◆ Task directions ◆
Gather each line containing the string "PRAO" from these entries.

◆ Provided data ◆
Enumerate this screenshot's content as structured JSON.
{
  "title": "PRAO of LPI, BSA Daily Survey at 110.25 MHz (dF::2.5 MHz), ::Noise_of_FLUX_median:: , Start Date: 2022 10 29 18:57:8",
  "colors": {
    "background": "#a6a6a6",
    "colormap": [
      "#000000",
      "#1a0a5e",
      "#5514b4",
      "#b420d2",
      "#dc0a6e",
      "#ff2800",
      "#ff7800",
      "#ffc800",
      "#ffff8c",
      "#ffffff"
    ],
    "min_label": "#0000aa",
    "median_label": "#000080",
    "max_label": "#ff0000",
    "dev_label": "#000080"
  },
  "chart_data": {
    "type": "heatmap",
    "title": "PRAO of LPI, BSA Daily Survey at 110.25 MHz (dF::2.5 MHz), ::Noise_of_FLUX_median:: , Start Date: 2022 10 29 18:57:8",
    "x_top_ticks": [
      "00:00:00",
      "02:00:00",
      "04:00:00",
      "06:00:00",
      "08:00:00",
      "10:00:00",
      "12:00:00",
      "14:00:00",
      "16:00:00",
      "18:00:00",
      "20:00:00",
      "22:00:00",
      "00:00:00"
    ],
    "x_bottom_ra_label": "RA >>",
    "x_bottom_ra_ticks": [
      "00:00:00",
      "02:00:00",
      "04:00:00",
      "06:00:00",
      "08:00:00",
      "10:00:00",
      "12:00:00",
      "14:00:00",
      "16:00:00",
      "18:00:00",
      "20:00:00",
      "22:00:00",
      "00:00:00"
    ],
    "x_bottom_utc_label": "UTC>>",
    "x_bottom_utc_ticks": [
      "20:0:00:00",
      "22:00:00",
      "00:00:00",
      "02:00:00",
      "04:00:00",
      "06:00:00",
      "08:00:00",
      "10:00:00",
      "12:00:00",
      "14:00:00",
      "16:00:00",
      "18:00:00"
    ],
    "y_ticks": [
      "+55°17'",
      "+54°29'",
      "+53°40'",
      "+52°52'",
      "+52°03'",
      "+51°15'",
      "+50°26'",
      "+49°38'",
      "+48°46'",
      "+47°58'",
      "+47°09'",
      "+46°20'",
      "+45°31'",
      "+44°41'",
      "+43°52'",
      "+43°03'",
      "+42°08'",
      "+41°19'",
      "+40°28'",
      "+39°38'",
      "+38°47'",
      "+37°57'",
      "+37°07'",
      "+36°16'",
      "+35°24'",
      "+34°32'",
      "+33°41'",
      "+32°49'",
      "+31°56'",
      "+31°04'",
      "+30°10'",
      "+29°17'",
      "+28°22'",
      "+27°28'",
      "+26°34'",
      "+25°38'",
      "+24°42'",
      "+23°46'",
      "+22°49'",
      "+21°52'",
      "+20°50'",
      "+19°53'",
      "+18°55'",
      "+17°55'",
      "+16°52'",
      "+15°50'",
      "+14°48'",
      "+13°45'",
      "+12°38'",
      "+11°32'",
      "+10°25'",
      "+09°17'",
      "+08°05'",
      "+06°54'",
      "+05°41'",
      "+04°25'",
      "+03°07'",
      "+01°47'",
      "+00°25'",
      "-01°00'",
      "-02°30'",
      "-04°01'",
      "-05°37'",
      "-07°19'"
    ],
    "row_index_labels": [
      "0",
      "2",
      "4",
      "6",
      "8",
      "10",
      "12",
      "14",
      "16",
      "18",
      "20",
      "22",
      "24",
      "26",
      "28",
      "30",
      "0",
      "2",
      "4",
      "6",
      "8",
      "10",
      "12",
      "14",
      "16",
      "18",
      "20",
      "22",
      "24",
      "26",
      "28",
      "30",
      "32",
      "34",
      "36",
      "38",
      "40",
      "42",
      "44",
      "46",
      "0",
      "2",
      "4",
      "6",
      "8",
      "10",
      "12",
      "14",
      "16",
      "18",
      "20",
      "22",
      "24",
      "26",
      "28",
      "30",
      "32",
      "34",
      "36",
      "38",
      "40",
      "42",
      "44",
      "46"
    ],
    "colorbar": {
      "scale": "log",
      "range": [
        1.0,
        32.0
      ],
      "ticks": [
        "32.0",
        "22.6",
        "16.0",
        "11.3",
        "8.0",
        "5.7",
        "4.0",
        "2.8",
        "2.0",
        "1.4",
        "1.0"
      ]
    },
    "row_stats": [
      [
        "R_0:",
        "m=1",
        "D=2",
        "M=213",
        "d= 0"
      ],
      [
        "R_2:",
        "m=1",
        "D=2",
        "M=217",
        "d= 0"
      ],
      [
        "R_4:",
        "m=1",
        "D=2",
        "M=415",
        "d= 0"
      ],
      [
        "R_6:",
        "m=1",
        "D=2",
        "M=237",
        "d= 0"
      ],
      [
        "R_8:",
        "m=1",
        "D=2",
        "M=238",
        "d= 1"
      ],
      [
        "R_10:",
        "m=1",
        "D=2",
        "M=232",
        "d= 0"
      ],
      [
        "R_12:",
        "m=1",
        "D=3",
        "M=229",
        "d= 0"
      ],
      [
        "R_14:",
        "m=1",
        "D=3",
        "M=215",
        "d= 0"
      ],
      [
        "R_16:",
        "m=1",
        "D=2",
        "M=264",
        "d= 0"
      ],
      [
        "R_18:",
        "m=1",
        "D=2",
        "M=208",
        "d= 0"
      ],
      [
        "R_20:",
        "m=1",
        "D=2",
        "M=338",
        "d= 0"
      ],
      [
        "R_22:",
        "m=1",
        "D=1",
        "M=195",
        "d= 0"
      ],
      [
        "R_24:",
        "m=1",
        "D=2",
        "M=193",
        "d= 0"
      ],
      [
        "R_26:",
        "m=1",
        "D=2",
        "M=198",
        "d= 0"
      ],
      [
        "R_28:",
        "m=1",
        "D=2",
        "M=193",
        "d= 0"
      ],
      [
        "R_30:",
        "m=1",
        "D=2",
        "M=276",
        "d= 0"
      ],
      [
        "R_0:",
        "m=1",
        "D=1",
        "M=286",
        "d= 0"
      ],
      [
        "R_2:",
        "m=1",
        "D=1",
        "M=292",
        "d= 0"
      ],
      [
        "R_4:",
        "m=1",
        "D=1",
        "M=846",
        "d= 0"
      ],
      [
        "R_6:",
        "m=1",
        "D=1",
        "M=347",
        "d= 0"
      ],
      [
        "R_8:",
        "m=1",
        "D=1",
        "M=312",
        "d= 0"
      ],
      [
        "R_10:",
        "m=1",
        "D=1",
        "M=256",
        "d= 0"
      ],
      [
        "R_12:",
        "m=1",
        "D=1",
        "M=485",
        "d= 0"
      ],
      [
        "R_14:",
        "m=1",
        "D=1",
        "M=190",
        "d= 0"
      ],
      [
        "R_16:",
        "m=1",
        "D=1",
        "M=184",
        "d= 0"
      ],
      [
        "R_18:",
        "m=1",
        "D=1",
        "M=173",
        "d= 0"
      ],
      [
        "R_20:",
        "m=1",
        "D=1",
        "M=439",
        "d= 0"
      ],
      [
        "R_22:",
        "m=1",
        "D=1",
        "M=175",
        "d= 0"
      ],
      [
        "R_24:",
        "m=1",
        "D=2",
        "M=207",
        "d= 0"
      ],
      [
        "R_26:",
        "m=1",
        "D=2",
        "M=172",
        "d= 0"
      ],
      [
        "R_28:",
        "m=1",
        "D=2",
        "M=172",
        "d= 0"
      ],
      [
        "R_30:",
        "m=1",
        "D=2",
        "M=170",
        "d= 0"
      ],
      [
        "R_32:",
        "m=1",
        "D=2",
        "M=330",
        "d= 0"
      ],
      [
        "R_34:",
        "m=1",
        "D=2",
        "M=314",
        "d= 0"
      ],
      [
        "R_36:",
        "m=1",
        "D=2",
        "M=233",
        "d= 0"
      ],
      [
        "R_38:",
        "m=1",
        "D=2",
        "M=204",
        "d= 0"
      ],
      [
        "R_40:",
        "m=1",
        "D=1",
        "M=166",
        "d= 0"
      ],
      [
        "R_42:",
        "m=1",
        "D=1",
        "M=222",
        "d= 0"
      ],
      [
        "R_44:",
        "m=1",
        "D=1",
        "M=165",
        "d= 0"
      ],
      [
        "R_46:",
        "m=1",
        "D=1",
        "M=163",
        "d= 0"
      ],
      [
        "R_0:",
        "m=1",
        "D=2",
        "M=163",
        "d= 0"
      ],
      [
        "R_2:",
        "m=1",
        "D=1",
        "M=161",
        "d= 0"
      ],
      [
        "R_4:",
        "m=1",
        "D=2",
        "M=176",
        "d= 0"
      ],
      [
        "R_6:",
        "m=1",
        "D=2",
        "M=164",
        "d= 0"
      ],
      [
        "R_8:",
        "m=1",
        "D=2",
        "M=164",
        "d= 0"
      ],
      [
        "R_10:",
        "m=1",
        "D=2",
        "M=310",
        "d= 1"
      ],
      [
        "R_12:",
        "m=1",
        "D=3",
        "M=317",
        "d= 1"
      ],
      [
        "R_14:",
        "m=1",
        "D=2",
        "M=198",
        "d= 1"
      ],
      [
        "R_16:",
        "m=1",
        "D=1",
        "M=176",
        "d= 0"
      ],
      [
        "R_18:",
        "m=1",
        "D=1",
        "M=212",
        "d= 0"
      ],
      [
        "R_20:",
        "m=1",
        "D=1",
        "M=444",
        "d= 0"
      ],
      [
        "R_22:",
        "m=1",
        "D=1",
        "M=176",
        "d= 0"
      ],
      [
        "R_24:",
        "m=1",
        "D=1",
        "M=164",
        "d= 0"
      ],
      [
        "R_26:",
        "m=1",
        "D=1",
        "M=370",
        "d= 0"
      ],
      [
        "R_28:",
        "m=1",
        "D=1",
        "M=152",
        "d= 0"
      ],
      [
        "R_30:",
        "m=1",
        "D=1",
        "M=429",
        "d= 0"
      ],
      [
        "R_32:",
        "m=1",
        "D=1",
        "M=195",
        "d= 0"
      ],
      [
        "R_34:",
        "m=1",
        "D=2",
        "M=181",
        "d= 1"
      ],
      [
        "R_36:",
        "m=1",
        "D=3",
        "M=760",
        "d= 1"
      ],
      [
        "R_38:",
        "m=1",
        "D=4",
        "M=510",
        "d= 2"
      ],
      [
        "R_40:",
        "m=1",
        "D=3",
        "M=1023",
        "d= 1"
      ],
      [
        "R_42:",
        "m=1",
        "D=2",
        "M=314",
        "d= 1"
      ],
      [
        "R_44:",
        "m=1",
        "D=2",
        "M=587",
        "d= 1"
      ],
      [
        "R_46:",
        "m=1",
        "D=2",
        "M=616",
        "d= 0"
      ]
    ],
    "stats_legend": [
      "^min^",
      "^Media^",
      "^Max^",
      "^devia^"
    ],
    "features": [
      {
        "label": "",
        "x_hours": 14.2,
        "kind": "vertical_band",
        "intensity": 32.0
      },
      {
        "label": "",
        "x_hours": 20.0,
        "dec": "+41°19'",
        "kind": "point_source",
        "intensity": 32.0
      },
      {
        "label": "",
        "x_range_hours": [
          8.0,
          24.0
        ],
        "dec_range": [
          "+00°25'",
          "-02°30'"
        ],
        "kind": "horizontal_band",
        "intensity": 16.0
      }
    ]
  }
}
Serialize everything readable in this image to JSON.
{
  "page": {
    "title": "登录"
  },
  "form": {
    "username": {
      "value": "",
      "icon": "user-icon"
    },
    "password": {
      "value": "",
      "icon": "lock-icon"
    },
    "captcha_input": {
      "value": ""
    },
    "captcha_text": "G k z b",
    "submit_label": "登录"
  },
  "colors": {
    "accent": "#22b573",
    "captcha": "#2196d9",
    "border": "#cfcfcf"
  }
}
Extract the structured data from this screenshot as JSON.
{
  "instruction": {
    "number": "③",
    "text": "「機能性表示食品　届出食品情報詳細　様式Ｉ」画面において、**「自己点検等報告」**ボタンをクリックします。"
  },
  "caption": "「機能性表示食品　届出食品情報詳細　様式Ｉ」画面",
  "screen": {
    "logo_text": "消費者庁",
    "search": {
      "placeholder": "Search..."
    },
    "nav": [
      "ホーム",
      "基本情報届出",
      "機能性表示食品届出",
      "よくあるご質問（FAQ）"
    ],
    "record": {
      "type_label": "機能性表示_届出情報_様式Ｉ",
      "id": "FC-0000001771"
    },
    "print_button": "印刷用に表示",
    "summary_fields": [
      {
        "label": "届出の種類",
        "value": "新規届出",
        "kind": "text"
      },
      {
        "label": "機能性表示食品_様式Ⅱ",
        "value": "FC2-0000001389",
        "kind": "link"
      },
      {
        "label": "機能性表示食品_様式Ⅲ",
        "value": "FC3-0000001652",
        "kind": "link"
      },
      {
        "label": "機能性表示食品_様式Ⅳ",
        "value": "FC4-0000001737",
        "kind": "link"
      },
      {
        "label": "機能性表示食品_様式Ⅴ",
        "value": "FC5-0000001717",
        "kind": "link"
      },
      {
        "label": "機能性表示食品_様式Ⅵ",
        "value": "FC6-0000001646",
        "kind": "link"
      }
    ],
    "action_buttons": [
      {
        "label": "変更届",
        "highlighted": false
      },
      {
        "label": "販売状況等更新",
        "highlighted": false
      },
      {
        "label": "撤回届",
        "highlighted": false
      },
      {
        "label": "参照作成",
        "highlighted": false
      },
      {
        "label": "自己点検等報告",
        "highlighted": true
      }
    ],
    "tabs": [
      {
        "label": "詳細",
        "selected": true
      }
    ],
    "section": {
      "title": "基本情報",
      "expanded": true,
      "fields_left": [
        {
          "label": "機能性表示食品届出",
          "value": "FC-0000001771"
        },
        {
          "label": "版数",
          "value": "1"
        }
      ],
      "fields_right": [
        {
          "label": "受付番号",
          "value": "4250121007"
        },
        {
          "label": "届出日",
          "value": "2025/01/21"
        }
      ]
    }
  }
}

◆ Output ◆
  "title": "PRAO of LPI, BSA Daily Survey at 110.25 MHz (dF::2.5 MHz), ::Noise_of_FLUX_median:: , Start Date: 2022 10 29 18:57:8",
    "title": "PRAO of LPI, BSA Daily Survey at 110.25 MHz (dF::2.5 MHz), ::Noise_of_FLUX_median:: , Start Date: 2022 10 29 18:57:8",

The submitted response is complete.